(begin)

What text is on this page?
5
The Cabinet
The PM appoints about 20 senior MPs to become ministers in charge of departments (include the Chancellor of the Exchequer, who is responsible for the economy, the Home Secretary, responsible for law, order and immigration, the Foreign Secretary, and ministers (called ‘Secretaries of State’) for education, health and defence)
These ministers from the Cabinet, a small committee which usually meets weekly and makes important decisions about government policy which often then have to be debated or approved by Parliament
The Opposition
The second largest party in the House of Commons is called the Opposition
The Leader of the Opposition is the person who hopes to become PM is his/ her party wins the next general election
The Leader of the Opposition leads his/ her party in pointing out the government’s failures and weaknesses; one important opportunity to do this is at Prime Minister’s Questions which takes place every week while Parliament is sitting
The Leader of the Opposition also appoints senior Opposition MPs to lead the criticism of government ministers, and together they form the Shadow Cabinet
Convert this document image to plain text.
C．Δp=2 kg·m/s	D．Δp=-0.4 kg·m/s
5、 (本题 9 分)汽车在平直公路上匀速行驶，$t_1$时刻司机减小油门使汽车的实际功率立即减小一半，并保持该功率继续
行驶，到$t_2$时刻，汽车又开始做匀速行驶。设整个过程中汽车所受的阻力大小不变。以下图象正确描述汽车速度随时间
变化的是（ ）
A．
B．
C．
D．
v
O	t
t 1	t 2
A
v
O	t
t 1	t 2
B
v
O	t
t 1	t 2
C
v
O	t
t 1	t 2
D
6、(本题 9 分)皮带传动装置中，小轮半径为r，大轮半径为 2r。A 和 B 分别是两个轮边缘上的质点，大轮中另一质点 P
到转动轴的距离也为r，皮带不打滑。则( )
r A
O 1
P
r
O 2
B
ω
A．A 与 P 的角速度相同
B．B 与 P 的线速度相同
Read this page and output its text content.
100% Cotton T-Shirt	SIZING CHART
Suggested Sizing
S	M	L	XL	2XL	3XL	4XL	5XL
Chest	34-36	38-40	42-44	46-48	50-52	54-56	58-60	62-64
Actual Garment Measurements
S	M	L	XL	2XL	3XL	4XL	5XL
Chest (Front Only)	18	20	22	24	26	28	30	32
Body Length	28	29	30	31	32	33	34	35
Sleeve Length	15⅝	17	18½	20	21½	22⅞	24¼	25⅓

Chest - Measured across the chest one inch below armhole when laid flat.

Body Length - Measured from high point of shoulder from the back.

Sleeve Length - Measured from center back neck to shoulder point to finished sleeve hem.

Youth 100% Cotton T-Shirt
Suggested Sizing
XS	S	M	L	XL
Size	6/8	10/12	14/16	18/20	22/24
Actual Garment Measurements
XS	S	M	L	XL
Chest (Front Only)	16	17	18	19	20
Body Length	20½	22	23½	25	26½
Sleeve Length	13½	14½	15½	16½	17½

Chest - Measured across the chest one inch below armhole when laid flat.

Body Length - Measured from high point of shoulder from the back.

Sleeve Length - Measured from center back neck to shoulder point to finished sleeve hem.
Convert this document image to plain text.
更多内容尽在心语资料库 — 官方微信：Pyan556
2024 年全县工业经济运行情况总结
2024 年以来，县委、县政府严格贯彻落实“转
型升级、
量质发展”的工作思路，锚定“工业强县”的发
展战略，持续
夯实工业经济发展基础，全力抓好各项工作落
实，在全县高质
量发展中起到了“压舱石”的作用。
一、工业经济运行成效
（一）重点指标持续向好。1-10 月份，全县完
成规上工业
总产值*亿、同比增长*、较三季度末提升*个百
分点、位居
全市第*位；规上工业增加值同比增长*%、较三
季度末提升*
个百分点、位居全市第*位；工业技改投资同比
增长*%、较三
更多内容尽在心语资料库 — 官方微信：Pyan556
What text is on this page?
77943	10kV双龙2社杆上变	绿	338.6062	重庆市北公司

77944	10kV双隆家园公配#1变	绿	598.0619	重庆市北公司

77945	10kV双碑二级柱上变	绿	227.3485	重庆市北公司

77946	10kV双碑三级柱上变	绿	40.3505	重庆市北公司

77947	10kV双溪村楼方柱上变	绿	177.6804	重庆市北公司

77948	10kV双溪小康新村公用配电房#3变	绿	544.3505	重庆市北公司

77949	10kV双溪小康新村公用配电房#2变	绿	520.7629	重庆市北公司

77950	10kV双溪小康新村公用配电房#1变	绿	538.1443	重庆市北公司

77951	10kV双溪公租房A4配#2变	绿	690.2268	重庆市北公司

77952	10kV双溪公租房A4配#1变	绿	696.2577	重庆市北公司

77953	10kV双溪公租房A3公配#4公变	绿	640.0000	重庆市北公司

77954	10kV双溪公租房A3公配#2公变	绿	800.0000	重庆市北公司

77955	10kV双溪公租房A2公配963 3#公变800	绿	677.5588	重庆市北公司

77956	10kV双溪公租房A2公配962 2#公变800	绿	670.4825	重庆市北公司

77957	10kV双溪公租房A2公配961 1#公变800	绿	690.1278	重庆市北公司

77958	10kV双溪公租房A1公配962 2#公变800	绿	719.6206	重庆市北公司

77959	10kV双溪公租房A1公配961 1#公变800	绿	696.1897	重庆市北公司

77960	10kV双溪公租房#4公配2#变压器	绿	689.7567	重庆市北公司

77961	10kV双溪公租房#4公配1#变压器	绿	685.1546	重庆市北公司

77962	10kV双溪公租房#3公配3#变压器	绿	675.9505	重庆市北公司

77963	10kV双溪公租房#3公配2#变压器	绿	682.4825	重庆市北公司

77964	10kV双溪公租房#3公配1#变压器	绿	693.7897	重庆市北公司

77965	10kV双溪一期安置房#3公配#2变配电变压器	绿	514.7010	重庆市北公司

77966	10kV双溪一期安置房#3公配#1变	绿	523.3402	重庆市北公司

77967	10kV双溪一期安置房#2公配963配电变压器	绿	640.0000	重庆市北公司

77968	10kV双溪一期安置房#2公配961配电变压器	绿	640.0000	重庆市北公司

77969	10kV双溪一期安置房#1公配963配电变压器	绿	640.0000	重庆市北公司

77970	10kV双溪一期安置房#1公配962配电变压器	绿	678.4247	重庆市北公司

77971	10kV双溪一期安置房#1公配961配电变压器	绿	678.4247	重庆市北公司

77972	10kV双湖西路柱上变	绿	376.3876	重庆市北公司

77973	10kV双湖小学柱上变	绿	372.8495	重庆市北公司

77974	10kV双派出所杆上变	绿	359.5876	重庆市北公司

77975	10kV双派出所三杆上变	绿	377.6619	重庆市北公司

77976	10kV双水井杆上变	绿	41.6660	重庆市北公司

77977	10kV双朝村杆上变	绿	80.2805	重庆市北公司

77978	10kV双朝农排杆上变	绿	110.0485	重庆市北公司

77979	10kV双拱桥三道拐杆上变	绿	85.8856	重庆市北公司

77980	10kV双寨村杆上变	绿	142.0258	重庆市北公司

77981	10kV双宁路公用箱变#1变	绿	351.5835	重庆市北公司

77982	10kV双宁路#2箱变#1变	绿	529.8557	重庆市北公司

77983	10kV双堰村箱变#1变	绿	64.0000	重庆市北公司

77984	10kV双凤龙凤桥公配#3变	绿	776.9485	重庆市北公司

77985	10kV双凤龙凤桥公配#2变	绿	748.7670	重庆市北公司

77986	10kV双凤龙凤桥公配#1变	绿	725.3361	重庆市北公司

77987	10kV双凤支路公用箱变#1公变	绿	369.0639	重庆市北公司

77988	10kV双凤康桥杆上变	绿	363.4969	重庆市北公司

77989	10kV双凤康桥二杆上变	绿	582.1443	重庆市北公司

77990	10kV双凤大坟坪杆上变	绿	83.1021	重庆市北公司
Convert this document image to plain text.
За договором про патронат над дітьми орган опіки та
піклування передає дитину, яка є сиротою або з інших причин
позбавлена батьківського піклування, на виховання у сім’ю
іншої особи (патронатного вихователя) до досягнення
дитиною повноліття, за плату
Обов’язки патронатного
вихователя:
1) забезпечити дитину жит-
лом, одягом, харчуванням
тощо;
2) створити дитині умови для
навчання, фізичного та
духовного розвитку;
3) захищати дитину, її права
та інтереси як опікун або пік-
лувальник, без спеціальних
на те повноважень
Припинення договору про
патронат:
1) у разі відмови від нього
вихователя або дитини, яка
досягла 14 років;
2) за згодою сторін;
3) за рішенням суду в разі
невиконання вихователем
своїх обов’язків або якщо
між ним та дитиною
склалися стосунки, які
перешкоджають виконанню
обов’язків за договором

(end)

• _TASK INSTRUCTIONS_: Give only the number of lines in the material above that hold the word "Body".

• _RESPONSE TO THE EXERCISE_: 4